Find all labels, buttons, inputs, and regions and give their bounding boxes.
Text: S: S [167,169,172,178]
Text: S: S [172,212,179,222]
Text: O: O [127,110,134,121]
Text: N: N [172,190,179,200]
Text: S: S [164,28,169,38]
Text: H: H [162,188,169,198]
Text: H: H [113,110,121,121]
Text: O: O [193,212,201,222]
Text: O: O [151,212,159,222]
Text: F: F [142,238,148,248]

------------------------------------------------------------

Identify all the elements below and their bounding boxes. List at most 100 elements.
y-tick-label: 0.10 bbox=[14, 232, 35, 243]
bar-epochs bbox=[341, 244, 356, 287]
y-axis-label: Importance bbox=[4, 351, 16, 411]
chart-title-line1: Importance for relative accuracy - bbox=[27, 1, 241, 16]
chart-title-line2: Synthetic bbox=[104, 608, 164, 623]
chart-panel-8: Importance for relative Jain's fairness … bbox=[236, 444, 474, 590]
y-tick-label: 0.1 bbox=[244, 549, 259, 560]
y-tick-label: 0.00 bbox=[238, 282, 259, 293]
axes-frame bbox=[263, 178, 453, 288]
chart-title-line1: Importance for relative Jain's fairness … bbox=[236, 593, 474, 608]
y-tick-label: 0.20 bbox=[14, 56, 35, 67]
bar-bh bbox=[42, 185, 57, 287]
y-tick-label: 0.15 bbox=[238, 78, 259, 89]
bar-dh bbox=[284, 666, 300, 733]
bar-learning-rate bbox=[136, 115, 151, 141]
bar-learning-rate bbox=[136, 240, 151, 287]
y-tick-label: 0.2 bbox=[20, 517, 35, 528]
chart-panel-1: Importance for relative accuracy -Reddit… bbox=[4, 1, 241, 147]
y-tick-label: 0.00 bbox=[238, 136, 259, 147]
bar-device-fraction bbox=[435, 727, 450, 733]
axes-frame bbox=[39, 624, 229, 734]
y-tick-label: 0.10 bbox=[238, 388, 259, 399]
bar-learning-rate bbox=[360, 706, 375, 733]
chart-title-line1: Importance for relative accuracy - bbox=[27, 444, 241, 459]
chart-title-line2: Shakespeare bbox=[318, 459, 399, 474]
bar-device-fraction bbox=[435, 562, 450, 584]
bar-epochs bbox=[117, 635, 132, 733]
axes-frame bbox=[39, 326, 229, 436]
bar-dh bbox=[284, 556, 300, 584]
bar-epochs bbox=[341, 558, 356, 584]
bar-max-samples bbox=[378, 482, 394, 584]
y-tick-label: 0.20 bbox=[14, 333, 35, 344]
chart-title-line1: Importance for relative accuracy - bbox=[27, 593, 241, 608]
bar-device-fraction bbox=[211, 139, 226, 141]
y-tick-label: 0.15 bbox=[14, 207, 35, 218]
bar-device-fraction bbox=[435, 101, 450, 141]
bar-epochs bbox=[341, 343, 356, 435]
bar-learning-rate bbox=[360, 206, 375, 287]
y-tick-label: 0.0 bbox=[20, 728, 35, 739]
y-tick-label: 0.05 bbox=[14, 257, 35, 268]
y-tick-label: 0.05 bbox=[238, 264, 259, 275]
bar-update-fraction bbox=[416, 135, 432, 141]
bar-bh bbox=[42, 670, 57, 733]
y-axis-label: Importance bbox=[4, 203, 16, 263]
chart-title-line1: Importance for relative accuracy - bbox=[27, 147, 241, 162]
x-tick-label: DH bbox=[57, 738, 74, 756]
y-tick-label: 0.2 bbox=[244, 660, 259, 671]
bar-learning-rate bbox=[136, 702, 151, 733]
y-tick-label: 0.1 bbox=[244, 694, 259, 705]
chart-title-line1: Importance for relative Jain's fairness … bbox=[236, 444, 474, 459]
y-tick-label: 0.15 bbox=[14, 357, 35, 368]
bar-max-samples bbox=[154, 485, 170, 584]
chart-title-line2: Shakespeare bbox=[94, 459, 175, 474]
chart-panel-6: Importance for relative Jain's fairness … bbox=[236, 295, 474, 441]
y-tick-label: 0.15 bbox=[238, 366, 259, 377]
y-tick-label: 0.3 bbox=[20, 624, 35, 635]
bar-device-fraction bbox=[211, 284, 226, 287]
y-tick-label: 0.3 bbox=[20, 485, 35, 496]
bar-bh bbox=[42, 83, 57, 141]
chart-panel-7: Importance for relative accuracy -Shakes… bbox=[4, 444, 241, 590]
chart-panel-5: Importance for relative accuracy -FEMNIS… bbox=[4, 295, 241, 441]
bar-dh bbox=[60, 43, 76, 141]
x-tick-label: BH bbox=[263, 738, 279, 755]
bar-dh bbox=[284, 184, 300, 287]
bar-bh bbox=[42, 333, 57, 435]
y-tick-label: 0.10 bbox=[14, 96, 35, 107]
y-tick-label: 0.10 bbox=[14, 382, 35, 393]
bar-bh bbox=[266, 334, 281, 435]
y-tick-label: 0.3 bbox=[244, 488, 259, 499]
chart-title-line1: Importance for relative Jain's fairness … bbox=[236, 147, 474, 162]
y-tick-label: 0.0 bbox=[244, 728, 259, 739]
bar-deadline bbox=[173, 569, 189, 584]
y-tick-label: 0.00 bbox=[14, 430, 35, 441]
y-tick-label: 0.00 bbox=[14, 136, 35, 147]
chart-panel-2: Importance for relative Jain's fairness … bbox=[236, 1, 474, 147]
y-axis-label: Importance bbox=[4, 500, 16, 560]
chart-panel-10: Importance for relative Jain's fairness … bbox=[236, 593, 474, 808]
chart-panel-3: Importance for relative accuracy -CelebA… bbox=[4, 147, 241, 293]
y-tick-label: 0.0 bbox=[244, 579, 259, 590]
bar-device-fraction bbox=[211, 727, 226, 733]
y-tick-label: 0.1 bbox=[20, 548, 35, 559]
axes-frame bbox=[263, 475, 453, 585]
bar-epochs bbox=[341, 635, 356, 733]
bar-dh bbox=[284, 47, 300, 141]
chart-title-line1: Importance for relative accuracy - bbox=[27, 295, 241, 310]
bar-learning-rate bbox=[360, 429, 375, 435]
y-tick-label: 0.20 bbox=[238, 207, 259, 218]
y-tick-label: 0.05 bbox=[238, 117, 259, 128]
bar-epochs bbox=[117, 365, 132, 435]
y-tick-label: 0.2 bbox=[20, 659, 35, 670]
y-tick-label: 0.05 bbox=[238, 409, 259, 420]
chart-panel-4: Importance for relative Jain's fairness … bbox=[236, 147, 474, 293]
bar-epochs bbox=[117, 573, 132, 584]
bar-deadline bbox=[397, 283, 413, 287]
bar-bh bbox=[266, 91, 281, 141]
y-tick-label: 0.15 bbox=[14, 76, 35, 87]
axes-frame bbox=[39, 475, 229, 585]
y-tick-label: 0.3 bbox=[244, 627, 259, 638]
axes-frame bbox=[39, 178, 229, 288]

------------------------------------------------------------

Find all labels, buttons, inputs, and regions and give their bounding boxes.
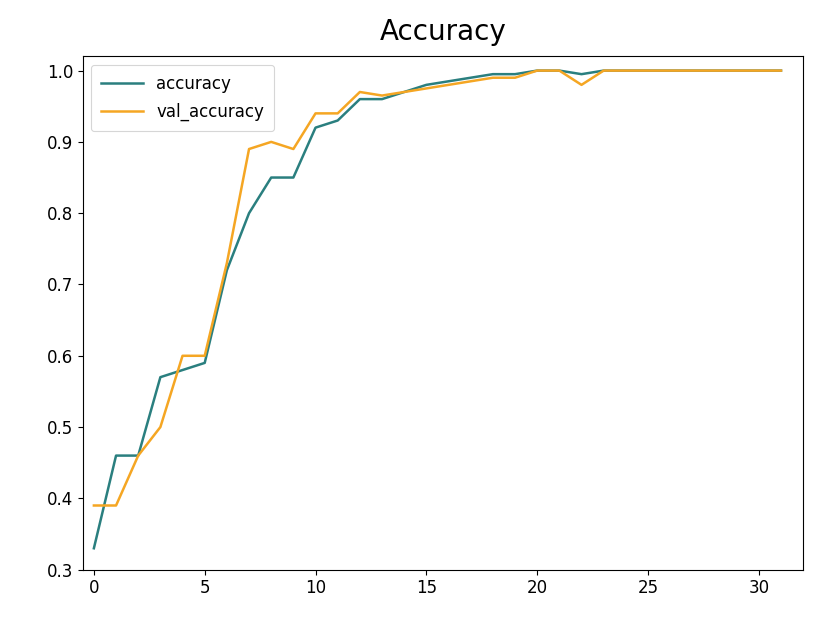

------------------------------------------------------------

* [REQUIRED WORK]
Rewrite the items starting at the line that contains "Identify all the" and ending at the line that contains "chart-panel-1: Importance for", replacing "axes-frame" with "plot-area" and leaving everything else unchanged.

* [EXERCISE RESULT]
Identify all the elements below and their bounding boxes. List at most 100 elements.
y-tick-label: 0.10 bbox=[14, 232, 35, 243]
bar-epochs bbox=[341, 244, 356, 287]
y-axis-label: Importance bbox=[4, 351, 16, 411]
chart-title-line1: Importance for relative accuracy - bbox=[27, 1, 241, 16]
chart-title-line2: Synthetic bbox=[104, 608, 164, 623]
chart-panel-8: Importance for relative Jain's fairness … bbox=[236, 444, 474, 590]
y-tick-label: 0.1 bbox=[244, 549, 259, 560]
y-tick-label: 0.00 bbox=[238, 282, 259, 293]
plot-area bbox=[263, 178, 453, 288]
chart-title-line1: Importance for relative Jain's fairness … bbox=[236, 593, 474, 608]
y-tick-label: 0.20 bbox=[14, 56, 35, 67]
bar-bh bbox=[42, 185, 57, 287]
y-tick-label: 0.15 bbox=[238, 78, 259, 89]
bar-dh bbox=[284, 666, 300, 733]
bar-learning-rate bbox=[136, 115, 151, 141]
bar-learning-rate bbox=[136, 240, 151, 287]
y-tick-label: 0.2 bbox=[20, 517, 35, 528]
chart-panel-1: Importance for relative accuracy -Reddit… bbox=[4, 1, 241, 147]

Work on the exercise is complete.